> **WRITTEN INSTRUCTION**: Print every entry word for word, but omit the pictures.

Data records:
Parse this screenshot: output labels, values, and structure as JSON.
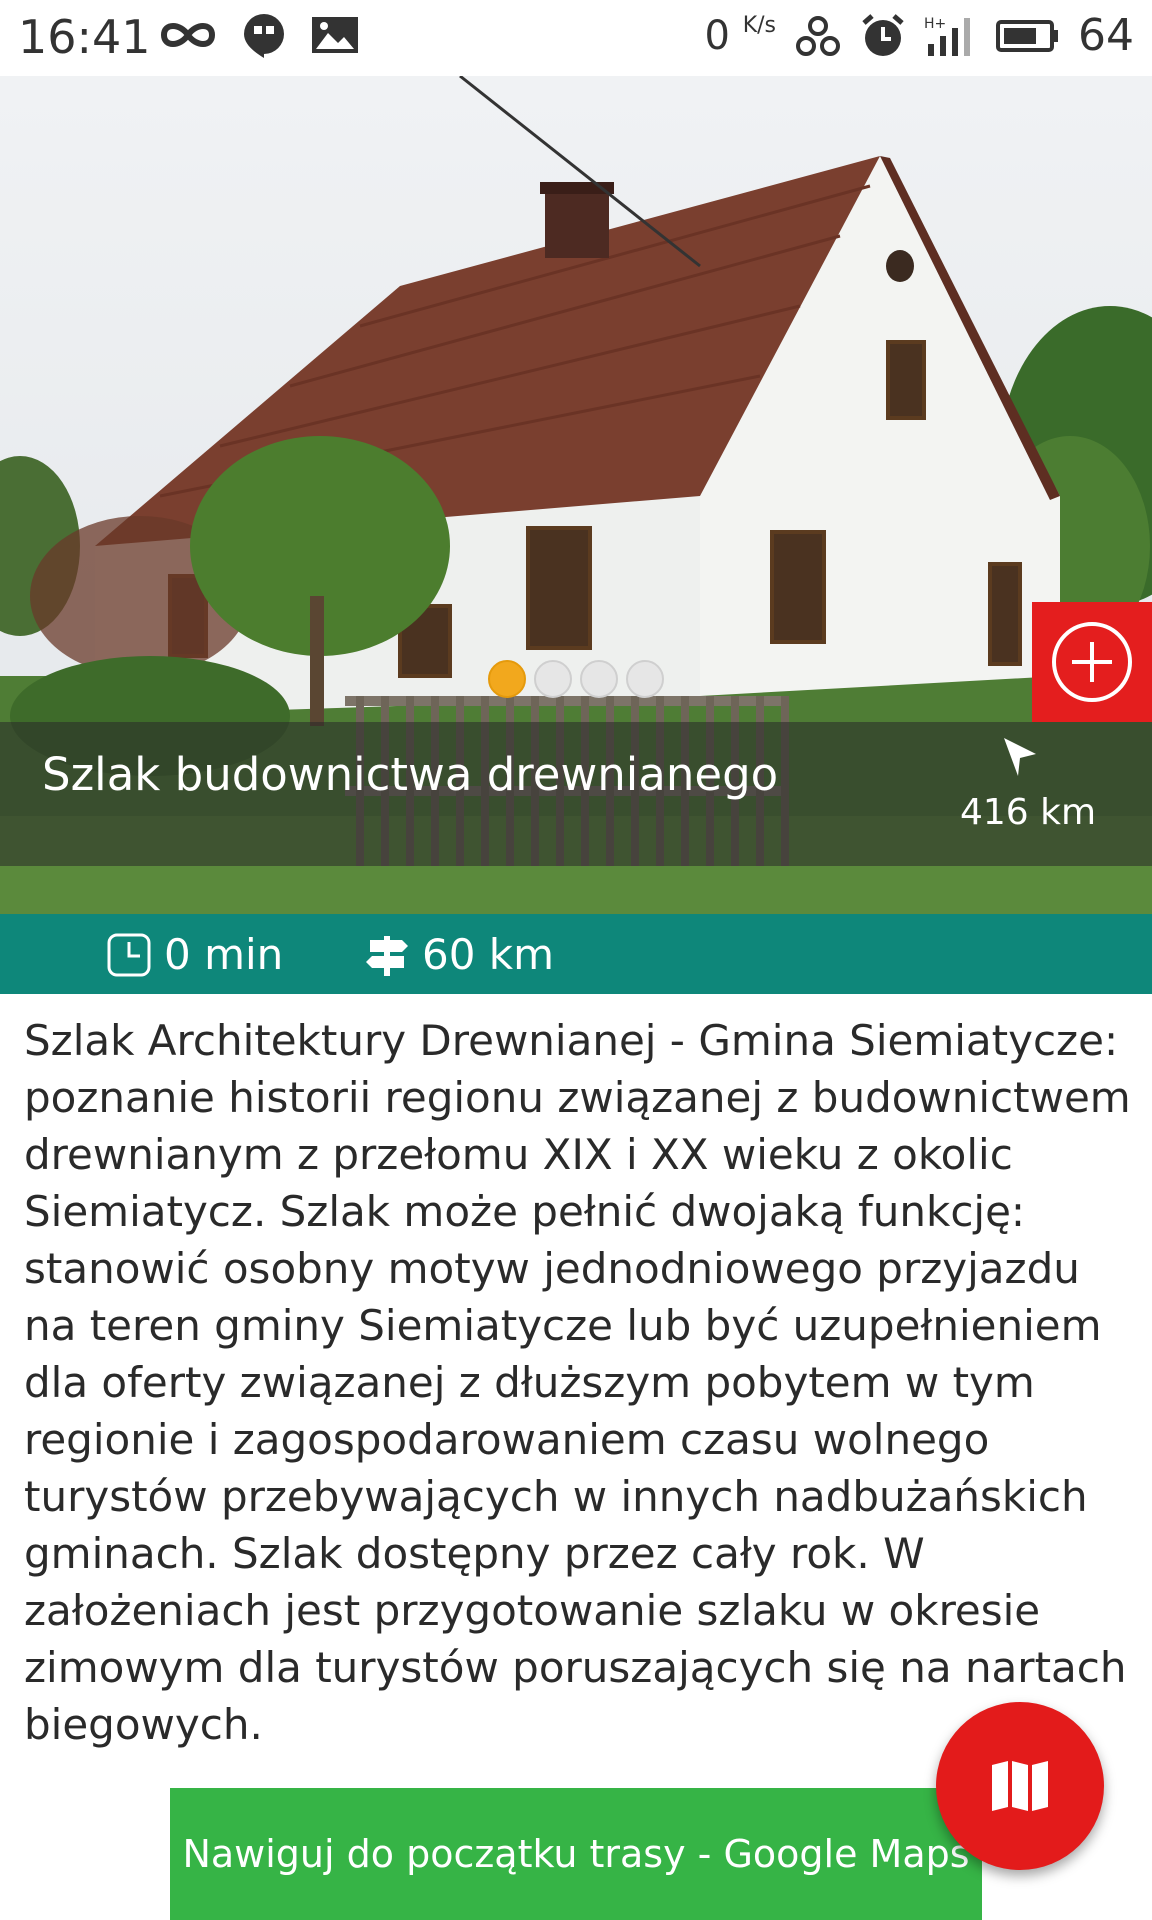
{
  "status_bar": {
    "time": "16:41",
    "network_speed": "0",
    "network_speed_unit": "K/s",
    "battery": "64"
  },
  "hero": {
    "title": "Szlak budownictwa drewnianego",
    "distance": "416 km",
    "carousel_count": 4,
    "carousel_active_index": 0
  },
  "info": {
    "duration": "0 min",
    "length": "60 km"
  },
  "description": "Szlak Architektury Drewnianej  - Gmina Siemiatycze: poznanie historii regionu związanej z budownictwem drewnianym z przełomu XIX i XX wieku z okolic Siemiatycz. Szlak może pełnić dwojaką funkcję: stanowić osobny motyw jednodniowego przyjazdu na teren gminy Siemiatycze lub być uzupełnieniem dla oferty związanej z dłuższym pobytem w tym regionie i zagospodarowaniem czasu wolnego turystów przebywających w innych nadbużańskich gminach. Szlak dostępny przez cały rok. W założeniach jest przygotowanie szlaku w okresie zimowym dla turystów poruszających się na nartach biegowych.",
  "buttons": {
    "navigate_label": "Nawiguj do początku trasy - Google Maps"
  },
  "colors": {
    "accent_teal": "#0e877a",
    "add_red": "#e41e1e",
    "fab_red": "#e31b1b",
    "button_green": "#36b446",
    "dot_active": "#f2a81d"
  }
}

> **THE REPLY**:
Parse this screenshot: output labels, values, and structure as JSON.
{
  "status_bar": {
    "time": "16:41",
    "network_speed": "0",
    "network_speed_unit": "K/s",
    "battery": "64"
  },
  "hero": {
    "title": "Szlak budownictwa drewnianego",
    "distance": "416 km",
    "carousel_count": 4,
    "carousel_active_index": 0
  },
  "info": {
    "duration": "0 min",
    "length": "60 km"
  },
  "description": "Szlak Architektury Drewnianej  - Gmina Siemiatycze: poznanie historii regionu związanej z budownictwem drewnianym z przełomu XIX i XX wieku z okolic Siemiatycz. Szlak może pełnić dwojaką funkcję: stanowić osobny motyw jednodniowego przyjazdu na teren gminy Siemiatycze lub być uzupełnieniem dla oferty związanej z dłuższym pobytem w tym regionie i zagospodarowaniem czasu wolnego turystów przebywających w innych nadbużańskich gminach. Szlak dostępny przez cały rok. W założeniach jest przygotowanie szlaku w okresie zimowym dla turystów poruszających się na nartach biegowych.",
  "buttons": {
    "navigate_label": "Nawiguj do początku trasy - Google Maps"
  },
  "colors": {
    "accent_teal": "#0e877a",
    "add_red": "#e41e1e",
    "fab_red": "#e31b1b",
    "button_green": "#36b446",
    "dot_active": "#f2a81d"
  }
}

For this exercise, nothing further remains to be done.